══ SELECTED TEXT ══
The Modern Antiquarian. Stone Circles, Ancient Sites, Neolithic Monuments, Ancient Monuments, Prehistoric Sites, Megalithic MysteriesThe Modern Antiquarian

White Horse Stone

Standing Stone / Menhir


Between Maidstone and Blue Bell Hill the 'Pilgrim's Way' crosses the Chatham-Maidstone road, and in the north-west angle there once stood upright another huge sarsen called variously 'The Kentish Standard Stone' or 'The White Horse Stone'; but this was broken up about the beginning of the nineteenth century, but another stone, still existing, but standing in the opposite north-east angle of the crossing, has inherited the name, and is today marked on the Ordnance Survey maps as 'The White Horse Stone'. It is a huge monolith standing upright and very similar to the great rectangular wall stones of Kits Coty House and Coldrum, having at one end the crude outline of a face caused by the natural configuration of the rock.

..... in 1834 we are told the legend of the (original) White Horse Stone. Upon this stone, it was written, fell the White Horse banner of Horsa when the Teutons were routed, hence its name of 'The Kentish Standard Stone'. This stone was soon afterwards destroyed, and the present 'White Horse Stone' inherited the legend.
═══
WHAT YOU WILL DO:
Reproduce the stretch of the White Horse Stone text from "Between Maidstone and" through "of the rock.", word for word.
══ STORED RECORDS ══
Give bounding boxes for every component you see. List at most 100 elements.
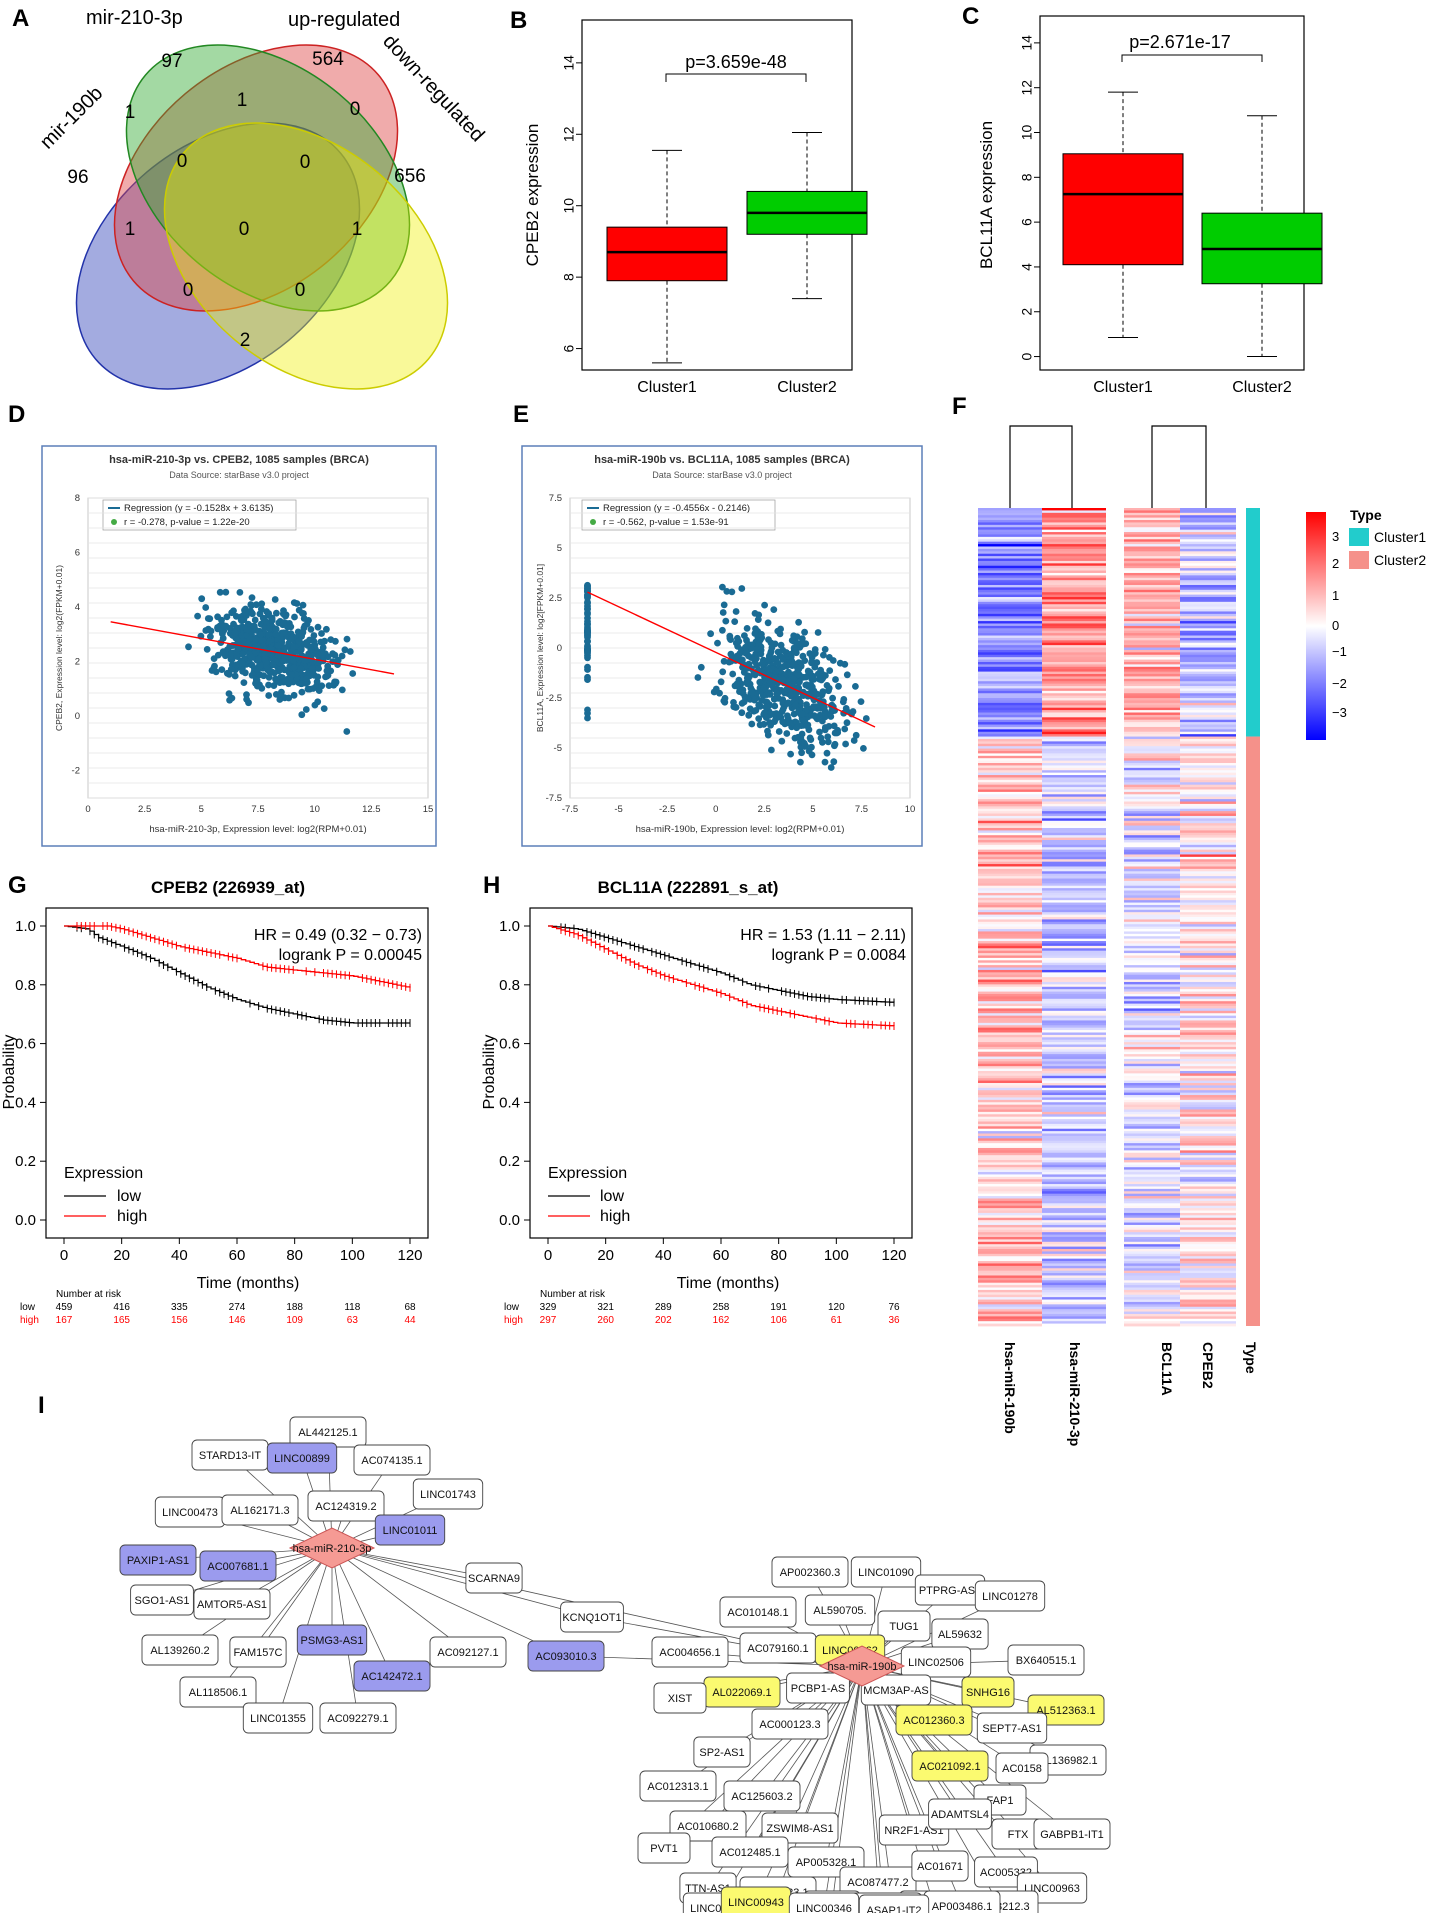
heatmap-cell: [978, 1140, 1042, 1144]
heatmap-cell: [978, 1205, 1042, 1209]
heatmap-cell: [978, 719, 1042, 723]
scatter-point: [584, 627, 591, 635]
scatter-point: [758, 697, 765, 704]
heatmap-cell: [1180, 661, 1236, 665]
network-node: LINC01278: [974, 1580, 1046, 1612]
scatter-point: [827, 764, 835, 771]
heatmap-cell: [978, 1280, 1042, 1284]
heatmap-cell: [978, 683, 1042, 687]
heatmap-cell: [1124, 649, 1180, 653]
heatmap-cell: [1124, 991, 1180, 995]
heatmap-cell: [978, 1220, 1042, 1223]
heatmap-cell: [1124, 1051, 1180, 1055]
heatmap-cell: [1042, 630, 1106, 634]
heatmap-cell: [1124, 1003, 1180, 1007]
heatmap-cell: [978, 902, 1042, 906]
scatter-point: [770, 606, 778, 613]
heatmap-cell: [1124, 1268, 1180, 1272]
heatmap-cell: [1042, 880, 1106, 884]
heatmap-cell: [1180, 1256, 1236, 1260]
scatter-point: [229, 642, 237, 649]
y-tick-label: 0: [75, 711, 80, 722]
scatter-point: [790, 632, 798, 640]
scatter-point: [721, 698, 729, 706]
heatmap-cell: [978, 1246, 1042, 1250]
heatmap-cell: [1042, 705, 1106, 709]
heatmap-cell: [1180, 1085, 1236, 1089]
scatter-point: [787, 750, 794, 758]
scatter-point: [807, 736, 815, 743]
network-edge: [331, 1547, 393, 1677]
scatter-point: [783, 730, 791, 737]
heatmap-cell: [1180, 536, 1236, 540]
heatmap-cell: [1124, 726, 1180, 730]
heatmap-cell: [1124, 883, 1180, 887]
network-node-box: [242, 1702, 314, 1734]
heatmap-cell: [1180, 794, 1236, 798]
scatter-point: [822, 672, 829, 679]
heatmap-cell: [978, 1034, 1042, 1038]
heatmap-cell: [1124, 642, 1180, 646]
network-node-box: [761, 1812, 839, 1844]
heatmap-cell: [1042, 736, 1106, 740]
heatmap-cell: [1124, 568, 1180, 571]
heatmap-cell: [978, 1200, 1042, 1204]
heatmap-cell: [1042, 649, 1106, 653]
x-tick-label: 0: [713, 804, 718, 815]
heatmap-cell: [978, 1301, 1042, 1305]
legend-low: low: [117, 1188, 141, 1205]
heatmap-cell: [1124, 1133, 1180, 1137]
heatmap-cell: [1042, 1099, 1106, 1103]
heatmap-cell: [1180, 1309, 1236, 1312]
heatmap-cell: [1124, 698, 1180, 701]
risk-value-low: 120: [828, 1302, 845, 1313]
heatmap-cell: [978, 803, 1042, 807]
heatmap-cell: [1042, 628, 1106, 632]
heatmap-cell: [978, 1215, 1042, 1219]
heatmap-cell: [1042, 616, 1106, 620]
heatmap-cell: [1180, 1212, 1236, 1216]
network-node: AL59632: [931, 1618, 989, 1650]
heatmap-cell: [1180, 750, 1236, 754]
heatmap-cell: [1180, 1184, 1236, 1187]
heatmap-cell: [978, 859, 1042, 863]
heatmap-cell: [1124, 587, 1180, 591]
heatmap-cell: [1124, 974, 1180, 978]
network-node: AL442125.1: [289, 1416, 367, 1448]
network-node-box: [637, 1832, 691, 1864]
heatmap-cell: [978, 556, 1042, 559]
heatmap-cell: [1124, 1078, 1180, 1081]
heatmap-cell: [1180, 986, 1236, 990]
scatter-point: [762, 703, 770, 711]
heatmap-cell: [1180, 734, 1236, 737]
scatter-point: [785, 668, 792, 676]
heatmap-cell: [978, 746, 1042, 749]
heatmap-cell: [1180, 890, 1236, 894]
heatmap-cell: [1042, 864, 1106, 867]
color-scale-tick: 1: [1332, 588, 1339, 603]
heatmap-cell: [978, 820, 1042, 824]
heatmap-cell: [1042, 1022, 1106, 1026]
heatmap-cell: [1180, 534, 1236, 538]
heatmap-cell: [1124, 1273, 1180, 1276]
heatmap-cell: [978, 1289, 1042, 1293]
scatter-point: [212, 668, 220, 676]
heatmap-cell: [1180, 597, 1236, 600]
heatmap-cell: [1124, 618, 1180, 622]
network-node-label: ZSWIM8-AS1: [766, 1823, 833, 1835]
heatmap-cell: [1180, 1143, 1236, 1146]
network-node-box: [193, 1588, 271, 1620]
scatter-point: [799, 640, 807, 648]
heatmap-cell: [978, 1270, 1042, 1274]
heatmap-cell: [1042, 1020, 1106, 1024]
network-node-label: XIST: [668, 1693, 693, 1705]
network-node-label: AC000123.3: [759, 1719, 820, 1731]
network-node-box: [928, 1798, 992, 1830]
heatmap-cell: [978, 1006, 1042, 1009]
scatter-point: [266, 625, 273, 633]
heatmap-cell: [978, 1066, 1042, 1069]
heatmap-cell: [1042, 1263, 1106, 1267]
risk-value-high: 36: [888, 1315, 900, 1326]
heatmap-cell: [1042, 1232, 1106, 1235]
heatmap-cell: [1042, 1316, 1106, 1320]
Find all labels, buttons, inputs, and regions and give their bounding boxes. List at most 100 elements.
═══
SOLUTION TO THE PROBLEM:
Between Maidstone and Blue Bell Hill the 'Pilgrim's Way' crosses the Chatham-Maidstone road, and in the north-west angle there once stood upright another huge sarsen called variously 'The Kentish Standard Stone' or 'The White Horse Stone'; but this was broken up about the beginning of the nineteenth century, but another stone, still existing, but standing in the opposite north-east angle of the crossing, has inherited the name, and is today marked on the Ordnance Survey maps as 'The White Horse Stone'. It is a huge monolith standing upright and very similar to the great rectangular wall stones of Kits Coty House and Coldrum, having at one end the crude outline of a face caused by the natural configuration of the rock.